Data supplied –
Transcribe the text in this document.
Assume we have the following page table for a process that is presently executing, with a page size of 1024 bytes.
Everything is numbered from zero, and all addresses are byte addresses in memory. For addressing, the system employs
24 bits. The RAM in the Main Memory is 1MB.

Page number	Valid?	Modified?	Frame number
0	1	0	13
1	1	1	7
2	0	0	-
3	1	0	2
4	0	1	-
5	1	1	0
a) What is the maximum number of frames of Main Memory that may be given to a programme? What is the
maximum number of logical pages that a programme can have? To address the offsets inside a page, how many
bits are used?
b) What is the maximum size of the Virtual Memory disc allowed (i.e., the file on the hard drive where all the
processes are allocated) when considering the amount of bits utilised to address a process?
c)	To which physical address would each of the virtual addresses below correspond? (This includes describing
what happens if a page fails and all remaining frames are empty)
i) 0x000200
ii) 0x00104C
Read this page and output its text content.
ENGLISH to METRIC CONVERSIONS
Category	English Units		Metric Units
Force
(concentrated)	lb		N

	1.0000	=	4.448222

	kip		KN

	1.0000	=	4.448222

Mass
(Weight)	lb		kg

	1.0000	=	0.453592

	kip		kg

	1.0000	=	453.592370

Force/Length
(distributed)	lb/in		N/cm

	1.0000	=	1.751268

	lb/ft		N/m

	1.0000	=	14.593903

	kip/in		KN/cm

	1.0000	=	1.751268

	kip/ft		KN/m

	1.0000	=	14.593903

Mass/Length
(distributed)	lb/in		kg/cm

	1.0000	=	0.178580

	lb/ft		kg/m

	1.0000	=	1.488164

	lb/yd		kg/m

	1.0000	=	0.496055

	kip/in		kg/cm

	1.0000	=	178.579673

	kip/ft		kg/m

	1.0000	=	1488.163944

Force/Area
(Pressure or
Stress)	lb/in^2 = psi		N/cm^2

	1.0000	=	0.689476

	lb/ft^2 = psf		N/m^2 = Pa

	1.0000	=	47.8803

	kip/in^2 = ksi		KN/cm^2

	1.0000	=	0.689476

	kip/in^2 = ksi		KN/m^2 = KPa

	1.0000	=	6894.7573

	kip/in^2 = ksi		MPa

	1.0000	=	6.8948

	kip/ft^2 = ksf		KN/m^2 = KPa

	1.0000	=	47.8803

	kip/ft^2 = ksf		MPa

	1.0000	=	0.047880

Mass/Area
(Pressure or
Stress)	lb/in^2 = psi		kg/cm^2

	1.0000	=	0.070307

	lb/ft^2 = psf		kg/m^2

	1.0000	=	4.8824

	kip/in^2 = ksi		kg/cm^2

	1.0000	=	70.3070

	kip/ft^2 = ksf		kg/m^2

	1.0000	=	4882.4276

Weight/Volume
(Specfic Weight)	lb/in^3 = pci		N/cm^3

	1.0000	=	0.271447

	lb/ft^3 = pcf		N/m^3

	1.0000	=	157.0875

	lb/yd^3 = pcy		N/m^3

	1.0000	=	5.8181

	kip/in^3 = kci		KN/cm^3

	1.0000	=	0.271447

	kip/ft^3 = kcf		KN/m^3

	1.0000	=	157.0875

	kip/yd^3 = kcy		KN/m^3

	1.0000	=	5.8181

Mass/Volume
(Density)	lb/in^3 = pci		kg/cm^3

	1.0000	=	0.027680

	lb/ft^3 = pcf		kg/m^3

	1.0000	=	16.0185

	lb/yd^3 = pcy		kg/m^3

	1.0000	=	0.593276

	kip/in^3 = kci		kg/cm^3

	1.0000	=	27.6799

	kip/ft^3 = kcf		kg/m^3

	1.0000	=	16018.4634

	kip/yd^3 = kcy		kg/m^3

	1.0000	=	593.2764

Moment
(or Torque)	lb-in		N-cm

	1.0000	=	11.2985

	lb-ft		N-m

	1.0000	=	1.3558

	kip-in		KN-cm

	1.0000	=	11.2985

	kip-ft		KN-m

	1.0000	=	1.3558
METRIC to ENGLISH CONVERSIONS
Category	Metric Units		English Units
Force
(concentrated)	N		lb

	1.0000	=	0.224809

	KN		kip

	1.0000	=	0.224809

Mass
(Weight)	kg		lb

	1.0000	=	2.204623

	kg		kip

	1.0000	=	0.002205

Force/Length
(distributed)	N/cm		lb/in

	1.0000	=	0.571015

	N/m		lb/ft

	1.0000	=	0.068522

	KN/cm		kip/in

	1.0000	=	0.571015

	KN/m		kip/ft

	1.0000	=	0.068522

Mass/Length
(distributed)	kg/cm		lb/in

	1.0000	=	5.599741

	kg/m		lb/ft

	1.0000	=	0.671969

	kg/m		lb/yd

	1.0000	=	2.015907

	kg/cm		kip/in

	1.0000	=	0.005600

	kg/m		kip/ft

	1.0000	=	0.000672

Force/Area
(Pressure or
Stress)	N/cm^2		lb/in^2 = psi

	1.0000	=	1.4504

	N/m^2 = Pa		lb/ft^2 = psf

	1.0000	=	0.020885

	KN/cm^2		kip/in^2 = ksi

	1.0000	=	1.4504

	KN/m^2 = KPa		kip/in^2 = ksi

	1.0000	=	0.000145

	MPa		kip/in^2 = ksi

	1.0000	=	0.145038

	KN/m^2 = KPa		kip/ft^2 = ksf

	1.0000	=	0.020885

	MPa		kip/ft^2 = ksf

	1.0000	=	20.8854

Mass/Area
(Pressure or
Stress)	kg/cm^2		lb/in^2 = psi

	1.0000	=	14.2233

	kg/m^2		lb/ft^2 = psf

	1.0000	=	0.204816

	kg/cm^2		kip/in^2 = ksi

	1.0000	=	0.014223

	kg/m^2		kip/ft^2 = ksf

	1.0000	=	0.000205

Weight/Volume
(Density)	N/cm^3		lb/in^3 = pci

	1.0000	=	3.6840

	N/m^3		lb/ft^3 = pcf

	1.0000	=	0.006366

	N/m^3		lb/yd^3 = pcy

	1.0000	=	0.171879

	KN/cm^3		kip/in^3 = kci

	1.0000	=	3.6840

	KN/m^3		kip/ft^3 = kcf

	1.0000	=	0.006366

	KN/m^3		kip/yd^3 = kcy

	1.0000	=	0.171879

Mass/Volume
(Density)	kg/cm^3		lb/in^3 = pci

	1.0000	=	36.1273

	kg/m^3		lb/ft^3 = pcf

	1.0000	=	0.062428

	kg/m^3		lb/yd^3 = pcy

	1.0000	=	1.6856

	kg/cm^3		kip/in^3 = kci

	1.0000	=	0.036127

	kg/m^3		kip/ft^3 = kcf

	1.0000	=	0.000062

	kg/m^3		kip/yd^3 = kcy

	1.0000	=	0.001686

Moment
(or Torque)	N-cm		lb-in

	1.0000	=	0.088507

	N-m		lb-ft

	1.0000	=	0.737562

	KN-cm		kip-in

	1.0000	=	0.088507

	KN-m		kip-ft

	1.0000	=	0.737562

Exercise directions – Which lines in the listing above hold the word "have"? Show each of them.

Task response –
Assume we have the following page table for a process that is presently executing, with a page size of 1024 bytes.
maximum number of logical pages that a programme can have? To address the offsets inside a page, how many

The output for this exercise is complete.